(Stored data)
▼▼▼

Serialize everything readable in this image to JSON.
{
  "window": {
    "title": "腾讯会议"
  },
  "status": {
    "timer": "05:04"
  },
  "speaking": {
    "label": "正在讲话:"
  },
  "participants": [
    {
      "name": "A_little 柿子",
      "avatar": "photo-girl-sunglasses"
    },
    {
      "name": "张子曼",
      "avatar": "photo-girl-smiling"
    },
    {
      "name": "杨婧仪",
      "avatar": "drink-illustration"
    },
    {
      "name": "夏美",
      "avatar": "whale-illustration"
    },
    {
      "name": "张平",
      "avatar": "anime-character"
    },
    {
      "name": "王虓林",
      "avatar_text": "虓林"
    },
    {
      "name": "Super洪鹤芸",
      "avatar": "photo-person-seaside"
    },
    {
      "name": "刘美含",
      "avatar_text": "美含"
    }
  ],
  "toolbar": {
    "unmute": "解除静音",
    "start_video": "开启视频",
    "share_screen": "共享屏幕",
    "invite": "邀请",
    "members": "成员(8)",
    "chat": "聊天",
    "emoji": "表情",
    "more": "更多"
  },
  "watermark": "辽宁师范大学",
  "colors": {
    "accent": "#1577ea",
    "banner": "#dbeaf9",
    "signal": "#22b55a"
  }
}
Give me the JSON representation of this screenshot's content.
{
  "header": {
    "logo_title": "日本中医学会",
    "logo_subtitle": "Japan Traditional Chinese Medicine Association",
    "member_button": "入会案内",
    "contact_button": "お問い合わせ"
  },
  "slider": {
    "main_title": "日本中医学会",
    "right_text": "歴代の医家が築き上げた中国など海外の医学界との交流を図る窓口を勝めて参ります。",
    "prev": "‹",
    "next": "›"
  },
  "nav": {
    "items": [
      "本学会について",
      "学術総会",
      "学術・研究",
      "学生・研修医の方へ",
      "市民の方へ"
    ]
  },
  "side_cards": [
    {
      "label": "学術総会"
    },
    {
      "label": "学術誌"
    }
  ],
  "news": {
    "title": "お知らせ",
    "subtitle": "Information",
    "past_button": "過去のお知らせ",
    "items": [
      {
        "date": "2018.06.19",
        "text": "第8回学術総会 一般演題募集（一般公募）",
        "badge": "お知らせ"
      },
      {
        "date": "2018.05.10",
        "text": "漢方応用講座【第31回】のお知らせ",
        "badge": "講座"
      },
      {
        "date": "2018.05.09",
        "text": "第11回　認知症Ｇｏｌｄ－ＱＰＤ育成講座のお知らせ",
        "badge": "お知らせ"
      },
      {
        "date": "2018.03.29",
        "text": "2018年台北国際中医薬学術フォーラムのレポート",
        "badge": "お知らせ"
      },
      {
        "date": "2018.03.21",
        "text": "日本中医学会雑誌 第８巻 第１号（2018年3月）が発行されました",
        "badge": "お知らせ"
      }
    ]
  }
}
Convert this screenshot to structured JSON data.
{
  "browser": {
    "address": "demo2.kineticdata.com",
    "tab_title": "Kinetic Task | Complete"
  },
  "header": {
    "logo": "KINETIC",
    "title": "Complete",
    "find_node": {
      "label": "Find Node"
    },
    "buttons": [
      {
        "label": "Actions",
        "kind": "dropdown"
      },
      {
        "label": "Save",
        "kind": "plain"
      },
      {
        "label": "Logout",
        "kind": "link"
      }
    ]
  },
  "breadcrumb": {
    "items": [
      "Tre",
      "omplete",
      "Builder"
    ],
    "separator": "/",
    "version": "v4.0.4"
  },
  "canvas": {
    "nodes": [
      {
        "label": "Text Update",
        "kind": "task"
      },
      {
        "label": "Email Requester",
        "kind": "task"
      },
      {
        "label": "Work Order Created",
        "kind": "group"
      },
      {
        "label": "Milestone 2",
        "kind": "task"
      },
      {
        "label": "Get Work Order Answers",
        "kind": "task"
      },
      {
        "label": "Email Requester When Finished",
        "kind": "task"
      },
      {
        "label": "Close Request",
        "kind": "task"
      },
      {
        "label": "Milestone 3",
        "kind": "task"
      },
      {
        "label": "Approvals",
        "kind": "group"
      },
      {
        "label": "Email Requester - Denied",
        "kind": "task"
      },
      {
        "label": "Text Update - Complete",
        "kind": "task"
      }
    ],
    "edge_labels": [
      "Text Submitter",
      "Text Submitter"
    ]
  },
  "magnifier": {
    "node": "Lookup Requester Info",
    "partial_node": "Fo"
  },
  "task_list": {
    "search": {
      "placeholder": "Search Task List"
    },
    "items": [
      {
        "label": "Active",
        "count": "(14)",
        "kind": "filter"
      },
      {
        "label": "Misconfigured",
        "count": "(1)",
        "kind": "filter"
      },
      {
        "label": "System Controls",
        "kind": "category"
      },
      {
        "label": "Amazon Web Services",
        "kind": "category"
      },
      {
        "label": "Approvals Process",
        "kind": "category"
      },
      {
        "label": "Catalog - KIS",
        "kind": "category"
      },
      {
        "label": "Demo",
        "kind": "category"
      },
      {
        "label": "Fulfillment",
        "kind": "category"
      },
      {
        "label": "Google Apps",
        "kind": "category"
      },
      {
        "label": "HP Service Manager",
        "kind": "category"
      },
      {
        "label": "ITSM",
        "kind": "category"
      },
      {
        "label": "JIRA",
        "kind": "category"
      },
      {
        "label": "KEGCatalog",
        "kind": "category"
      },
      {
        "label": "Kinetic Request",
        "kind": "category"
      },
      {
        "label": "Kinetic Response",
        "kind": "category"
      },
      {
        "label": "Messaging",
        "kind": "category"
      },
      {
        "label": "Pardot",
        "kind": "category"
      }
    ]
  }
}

▲▲▲

Direction: Show the lines of the material that contain the word "Requester".

Response below:
        "label": "Email Requester",
        "label": "Email Requester When Finished",
        "label": "Email Requester - Denied",
    "node": "Lookup Requester Info",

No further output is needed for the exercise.